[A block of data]
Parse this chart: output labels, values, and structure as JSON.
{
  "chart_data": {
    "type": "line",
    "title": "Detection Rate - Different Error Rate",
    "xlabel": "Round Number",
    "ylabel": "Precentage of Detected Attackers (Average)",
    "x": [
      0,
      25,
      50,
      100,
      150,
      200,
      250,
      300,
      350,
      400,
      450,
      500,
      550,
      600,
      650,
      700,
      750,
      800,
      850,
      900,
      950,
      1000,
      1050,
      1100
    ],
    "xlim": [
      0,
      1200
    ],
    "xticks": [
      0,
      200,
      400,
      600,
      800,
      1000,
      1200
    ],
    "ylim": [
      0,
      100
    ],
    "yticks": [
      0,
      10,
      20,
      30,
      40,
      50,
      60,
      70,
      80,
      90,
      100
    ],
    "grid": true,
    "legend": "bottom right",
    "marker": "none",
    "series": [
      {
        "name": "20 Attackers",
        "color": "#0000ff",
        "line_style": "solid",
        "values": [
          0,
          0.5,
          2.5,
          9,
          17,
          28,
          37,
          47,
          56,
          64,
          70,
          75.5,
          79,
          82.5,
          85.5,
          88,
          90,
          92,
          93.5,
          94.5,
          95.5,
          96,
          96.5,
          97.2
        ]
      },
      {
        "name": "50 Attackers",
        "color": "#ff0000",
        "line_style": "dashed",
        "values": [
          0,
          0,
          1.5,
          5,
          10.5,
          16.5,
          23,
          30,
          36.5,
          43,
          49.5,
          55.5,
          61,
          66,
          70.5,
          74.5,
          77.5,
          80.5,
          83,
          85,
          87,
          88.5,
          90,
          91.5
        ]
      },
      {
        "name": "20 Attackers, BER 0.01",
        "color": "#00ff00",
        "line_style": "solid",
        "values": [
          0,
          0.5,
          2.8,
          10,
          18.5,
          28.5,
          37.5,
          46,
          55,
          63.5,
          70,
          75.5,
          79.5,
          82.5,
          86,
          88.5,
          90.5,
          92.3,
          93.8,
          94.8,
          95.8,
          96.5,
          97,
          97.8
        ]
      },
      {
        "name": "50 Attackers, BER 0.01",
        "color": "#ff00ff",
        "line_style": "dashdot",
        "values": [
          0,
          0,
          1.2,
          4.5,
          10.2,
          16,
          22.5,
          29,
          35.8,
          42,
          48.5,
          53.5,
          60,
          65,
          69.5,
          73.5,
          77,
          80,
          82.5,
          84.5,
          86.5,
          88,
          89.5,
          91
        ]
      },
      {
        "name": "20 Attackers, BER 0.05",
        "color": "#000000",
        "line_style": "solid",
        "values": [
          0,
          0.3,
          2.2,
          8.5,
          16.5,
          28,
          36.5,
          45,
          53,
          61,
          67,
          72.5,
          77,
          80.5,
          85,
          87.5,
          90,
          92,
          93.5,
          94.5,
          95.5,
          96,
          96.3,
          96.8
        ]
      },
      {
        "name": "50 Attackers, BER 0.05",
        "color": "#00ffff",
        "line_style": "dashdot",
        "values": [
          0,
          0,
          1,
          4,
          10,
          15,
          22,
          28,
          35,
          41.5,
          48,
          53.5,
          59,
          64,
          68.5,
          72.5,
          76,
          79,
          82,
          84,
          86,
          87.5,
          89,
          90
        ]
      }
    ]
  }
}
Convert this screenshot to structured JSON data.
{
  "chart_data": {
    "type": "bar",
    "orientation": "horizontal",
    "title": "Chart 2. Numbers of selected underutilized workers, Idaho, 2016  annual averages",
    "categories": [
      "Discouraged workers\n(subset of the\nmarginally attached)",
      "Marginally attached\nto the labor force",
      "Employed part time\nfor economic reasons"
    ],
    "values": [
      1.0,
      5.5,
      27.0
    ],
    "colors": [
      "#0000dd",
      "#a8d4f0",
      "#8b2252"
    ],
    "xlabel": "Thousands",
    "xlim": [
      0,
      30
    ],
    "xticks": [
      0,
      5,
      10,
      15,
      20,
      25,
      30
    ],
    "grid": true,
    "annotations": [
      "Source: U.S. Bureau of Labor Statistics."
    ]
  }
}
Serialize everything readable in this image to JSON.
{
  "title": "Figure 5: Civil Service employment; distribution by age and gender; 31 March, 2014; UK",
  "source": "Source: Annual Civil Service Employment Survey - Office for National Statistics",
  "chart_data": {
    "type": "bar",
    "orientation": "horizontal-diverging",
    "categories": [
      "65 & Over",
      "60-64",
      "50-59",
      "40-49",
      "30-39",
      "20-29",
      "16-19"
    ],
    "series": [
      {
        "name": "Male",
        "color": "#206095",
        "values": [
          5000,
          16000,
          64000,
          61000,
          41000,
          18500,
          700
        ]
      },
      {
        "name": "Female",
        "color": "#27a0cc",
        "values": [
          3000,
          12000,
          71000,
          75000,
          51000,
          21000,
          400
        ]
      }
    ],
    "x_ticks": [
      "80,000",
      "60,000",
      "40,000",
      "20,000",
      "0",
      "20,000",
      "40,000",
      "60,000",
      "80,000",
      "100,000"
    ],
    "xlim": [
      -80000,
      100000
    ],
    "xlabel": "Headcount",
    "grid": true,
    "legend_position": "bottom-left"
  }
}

* Instructions to follow *
Every record above should be copied exactly.

* The completed task *
Parse this chart: output labels, values, and structure as JSON.
{
  "chart_data": {
    "type": "line",
    "title": "Detection Rate - Different Error Rate",
    "xlabel": "Round Number",
    "ylabel": "Precentage of Detected Attackers (Average)",
    "x": [
      0,
      25,
      50,
      100,
      150,
      200,
      250,
      300,
      350,
      400,
      450,
      500,
      550,
      600,
      650,
      700,
      750,
      800,
      850,
      900,
      950,
      1000,
      1050,
      1100
    ],
    "xlim": [
      0,
      1200
    ],
    "xticks": [
      0,
      200,
      400,
      600,
      800,
      1000,
      1200
    ],
    "ylim": [
      0,
      100
    ],
    "yticks": [
      0,
      10,
      20,
      30,
      40,
      50,
      60,
      70,
      80,
      90,
      100
    ],
    "grid": true,
    "legend": "bottom right",
    "marker": "none",
    "series": [
      {
        "name": "20 Attackers",
        "color": "#0000ff",
        "line_style": "solid",
        "values": [
          0,
          0.5,
          2.5,
          9,
          17,
          28,
          37,
          47,
          56,
          64,
          70,
          75.5,
          79,
          82.5,
          85.5,
          88,
          90,
          92,
          93.5,
          94.5,
          95.5,
          96,
          96.5,
          97.2
        ]
      },
      {
        "name": "50 Attackers",
        "color": "#ff0000",
        "line_style": "dashed",
        "values": [
          0,
          0,
          1.5,
          5,
          10.5,
          16.5,
          23,
          30,
          36.5,
          43,
          49.5,
          55.5,
          61,
          66,
          70.5,
          74.5,
          77.5,
          80.5,
          83,
          85,
          87,
          88.5,
          90,
          91.5
        ]
      },
      {
        "name": "20 Attackers, BER 0.01",
        "color": "#00ff00",
        "line_style": "solid",
        "values": [
          0,
          0.5,
          2.8,
          10,
          18.5,
          28.5,
          37.5,
          46,
          55,
          63.5,
          70,
          75.5,
          79.5,
          82.5,
          86,
          88.5,
          90.5,
          92.3,
          93.8,
          94.8,
          95.8,
          96.5,
          97,
          97.8
        ]
      },
      {
        "name": "50 Attackers, BER 0.01",
        "color": "#ff00ff",
        "line_style": "dashdot",
        "values": [
          0,
          0,
          1.2,
          4.5,
          10.2,
          16,
          22.5,
          29,
          35.8,
          42,
          48.5,
          53.5,
          60,
          65,
          69.5,
          73.5,
          77,
          80,
          82.5,
          84.5,
          86.5,
          88,
          89.5,
          91
        ]
      },
      {
        "name": "20 Attackers, BER 0.05",
        "color": "#000000",
        "line_style": "solid",
        "values": [
          0,
          0.3,
          2.2,
          8.5,
          16.5,
          28,
          36.5,
          45,
          53,
          61,
          67,
          72.5,
          77,
          80.5,
          85,
          87.5,
          90,
          92,
          93.5,
          94.5,
          95.5,
          96,
          96.3,
          96.8
        ]
      },
      {
        "name": "50 Attackers, BER 0.05",
        "color": "#00ffff",
        "line_style": "dashdot",
        "values": [
          0,
          0,
          1,
          4,
          10,
          15,
          22,
          28,
          35,
          41.5,
          48,
          53.5,
          59,
          64,
          68.5,
          72.5,
          76,
          79,
          82,
          84,
          86,
          87.5,
          89,
          90
        ]
      }
    ]
  }
}
Convert this screenshot to structured JSON data.
{
  "chart_data": {
    "type": "bar",
    "orientation": "horizontal",
    "title": "Chart 2. Numbers of selected underutilized workers, Idaho, 2016  annual averages",
    "categories": [
      "Discouraged workers\n(subset of the\nmarginally attached)",
      "Marginally attached\nto the labor force",
      "Employed part time\nfor economic reasons"
    ],
    "values": [
      1.0,
      5.5,
      27.0
    ],
    "colors": [
      "#0000dd",
      "#a8d4f0",
      "#8b2252"
    ],
    "xlabel": "Thousands",
    "xlim": [
      0,
      30
    ],
    "xticks": [
      0,
      5,
      10,
      15,
      20,
      25,
      30
    ],
    "grid": true,
    "annotations": [
      "Source: U.S. Bureau of Labor Statistics."
    ]
  }
}
Serialize everything readable in this image to JSON.
{
  "title": "Figure 5: Civil Service employment; distribution by age and gender; 31 March, 2014; UK",
  "source": "Source: Annual Civil Service Employment Survey - Office for National Statistics",
  "chart_data": {
    "type": "bar",
    "orientation": "horizontal-diverging",
    "categories": [
      "65 & Over",
      "60-64",
      "50-59",
      "40-49",
      "30-39",
      "20-29",
      "16-19"
    ],
    "series": [
      {
        "name": "Male",
        "color": "#206095",
        "values": [
          5000,
          16000,
          64000,
          61000,
          41000,
          18500,
          700
        ]
      },
      {
        "name": "Female",
        "color": "#27a0cc",
        "values": [
          3000,
          12000,
          71000,
          75000,
          51000,
          21000,
          400
        ]
      }
    ],
    "x_ticks": [
      "80,000",
      "60,000",
      "40,000",
      "20,000",
      "0",
      "20,000",
      "40,000",
      "60,000",
      "80,000",
      "100,000"
    ],
    "xlim": [
      -80000,
      100000
    ],
    "xlabel": "Headcount",
    "grid": true,
    "legend_position": "bottom-left"
  }
}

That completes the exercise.